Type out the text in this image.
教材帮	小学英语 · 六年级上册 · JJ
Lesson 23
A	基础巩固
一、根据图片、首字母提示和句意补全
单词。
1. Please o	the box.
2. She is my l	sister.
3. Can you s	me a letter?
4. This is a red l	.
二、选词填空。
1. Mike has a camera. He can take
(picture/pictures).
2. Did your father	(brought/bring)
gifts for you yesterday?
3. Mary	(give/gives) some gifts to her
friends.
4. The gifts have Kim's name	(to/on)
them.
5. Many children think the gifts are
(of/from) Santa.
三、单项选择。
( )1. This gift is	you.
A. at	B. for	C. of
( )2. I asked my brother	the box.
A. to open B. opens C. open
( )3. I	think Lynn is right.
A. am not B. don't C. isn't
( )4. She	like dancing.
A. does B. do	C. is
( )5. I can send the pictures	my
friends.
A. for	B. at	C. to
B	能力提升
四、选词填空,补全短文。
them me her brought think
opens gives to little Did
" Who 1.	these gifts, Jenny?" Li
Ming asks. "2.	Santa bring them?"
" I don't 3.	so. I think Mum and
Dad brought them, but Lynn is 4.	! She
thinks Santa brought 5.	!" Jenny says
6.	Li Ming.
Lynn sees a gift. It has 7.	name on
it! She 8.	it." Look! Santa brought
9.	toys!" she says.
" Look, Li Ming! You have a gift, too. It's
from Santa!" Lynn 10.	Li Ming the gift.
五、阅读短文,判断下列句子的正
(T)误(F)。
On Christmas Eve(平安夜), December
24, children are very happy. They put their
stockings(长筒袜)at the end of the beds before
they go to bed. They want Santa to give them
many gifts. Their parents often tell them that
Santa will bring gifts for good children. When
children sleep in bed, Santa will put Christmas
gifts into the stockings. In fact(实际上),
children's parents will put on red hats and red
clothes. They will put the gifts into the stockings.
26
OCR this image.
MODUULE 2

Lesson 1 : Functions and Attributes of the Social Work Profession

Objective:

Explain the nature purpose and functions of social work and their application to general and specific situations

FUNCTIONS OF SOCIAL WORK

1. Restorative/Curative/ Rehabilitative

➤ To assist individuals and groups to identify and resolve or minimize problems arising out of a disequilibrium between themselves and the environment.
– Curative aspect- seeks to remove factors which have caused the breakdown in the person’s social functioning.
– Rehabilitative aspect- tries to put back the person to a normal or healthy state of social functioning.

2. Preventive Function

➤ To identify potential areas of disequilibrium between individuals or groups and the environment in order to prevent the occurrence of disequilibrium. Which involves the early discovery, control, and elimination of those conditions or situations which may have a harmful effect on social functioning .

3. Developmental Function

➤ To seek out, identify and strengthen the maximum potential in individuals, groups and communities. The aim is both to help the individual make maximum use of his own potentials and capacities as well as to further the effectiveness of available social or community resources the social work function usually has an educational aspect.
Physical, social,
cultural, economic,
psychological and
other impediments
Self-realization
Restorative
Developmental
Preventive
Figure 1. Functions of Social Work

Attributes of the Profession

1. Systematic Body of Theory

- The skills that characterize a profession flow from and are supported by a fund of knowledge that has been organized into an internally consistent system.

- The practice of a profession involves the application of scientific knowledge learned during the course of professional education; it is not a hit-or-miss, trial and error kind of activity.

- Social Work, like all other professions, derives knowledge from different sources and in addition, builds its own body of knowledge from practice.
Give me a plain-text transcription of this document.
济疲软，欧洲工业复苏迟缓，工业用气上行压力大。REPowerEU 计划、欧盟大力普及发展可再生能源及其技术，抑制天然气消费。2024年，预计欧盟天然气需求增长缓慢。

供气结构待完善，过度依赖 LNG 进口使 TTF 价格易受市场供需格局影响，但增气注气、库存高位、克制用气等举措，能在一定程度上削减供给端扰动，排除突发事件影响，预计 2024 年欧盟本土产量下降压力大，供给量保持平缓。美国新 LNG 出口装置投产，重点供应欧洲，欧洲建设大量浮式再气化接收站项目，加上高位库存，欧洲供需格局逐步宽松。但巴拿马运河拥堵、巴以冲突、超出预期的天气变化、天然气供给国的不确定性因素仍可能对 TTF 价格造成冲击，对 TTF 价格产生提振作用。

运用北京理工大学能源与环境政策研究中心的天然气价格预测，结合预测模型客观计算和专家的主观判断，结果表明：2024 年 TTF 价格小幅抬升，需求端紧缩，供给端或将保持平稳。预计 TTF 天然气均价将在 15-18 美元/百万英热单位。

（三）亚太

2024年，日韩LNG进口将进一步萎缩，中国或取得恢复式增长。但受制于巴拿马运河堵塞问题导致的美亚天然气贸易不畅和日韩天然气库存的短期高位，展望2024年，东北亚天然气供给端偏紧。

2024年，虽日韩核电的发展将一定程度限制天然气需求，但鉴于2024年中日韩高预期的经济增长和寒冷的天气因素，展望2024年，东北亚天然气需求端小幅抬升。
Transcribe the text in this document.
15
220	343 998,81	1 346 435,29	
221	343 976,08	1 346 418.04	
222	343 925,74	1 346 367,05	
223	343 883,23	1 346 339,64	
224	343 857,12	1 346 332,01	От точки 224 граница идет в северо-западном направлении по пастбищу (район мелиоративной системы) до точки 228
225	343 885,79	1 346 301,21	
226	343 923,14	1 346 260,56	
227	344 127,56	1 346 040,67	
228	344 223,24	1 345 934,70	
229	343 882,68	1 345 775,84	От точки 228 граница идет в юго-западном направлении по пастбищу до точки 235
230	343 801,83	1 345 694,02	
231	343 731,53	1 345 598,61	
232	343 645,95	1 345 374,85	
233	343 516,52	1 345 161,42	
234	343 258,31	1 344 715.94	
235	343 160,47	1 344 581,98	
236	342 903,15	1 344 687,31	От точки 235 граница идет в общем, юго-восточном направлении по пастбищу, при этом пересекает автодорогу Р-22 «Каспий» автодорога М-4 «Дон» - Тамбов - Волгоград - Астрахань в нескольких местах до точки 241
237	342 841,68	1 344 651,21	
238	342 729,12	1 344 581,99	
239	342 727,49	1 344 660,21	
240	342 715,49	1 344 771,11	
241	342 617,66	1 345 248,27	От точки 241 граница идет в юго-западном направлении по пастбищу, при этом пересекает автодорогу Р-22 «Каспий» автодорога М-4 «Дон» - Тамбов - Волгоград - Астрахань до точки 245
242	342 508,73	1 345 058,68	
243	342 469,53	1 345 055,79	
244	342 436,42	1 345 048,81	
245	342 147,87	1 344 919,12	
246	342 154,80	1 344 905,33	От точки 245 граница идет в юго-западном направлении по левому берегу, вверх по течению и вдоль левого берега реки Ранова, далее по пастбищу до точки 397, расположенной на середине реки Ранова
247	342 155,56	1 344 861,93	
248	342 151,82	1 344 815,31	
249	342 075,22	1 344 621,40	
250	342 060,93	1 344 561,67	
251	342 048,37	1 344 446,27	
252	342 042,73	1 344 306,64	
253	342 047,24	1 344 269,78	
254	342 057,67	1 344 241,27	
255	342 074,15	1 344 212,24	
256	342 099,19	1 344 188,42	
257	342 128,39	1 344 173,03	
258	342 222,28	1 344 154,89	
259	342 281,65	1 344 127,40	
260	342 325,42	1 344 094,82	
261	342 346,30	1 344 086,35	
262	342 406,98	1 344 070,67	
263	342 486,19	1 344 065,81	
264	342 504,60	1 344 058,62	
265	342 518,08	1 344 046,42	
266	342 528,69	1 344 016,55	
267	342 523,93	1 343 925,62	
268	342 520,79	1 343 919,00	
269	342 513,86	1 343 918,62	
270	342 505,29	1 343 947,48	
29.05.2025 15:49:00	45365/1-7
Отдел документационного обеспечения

[GOAL OF THE EXERCISE]
Find how many of the lines above have the word "граница" in them. State only that number.

[THE RESULT]
5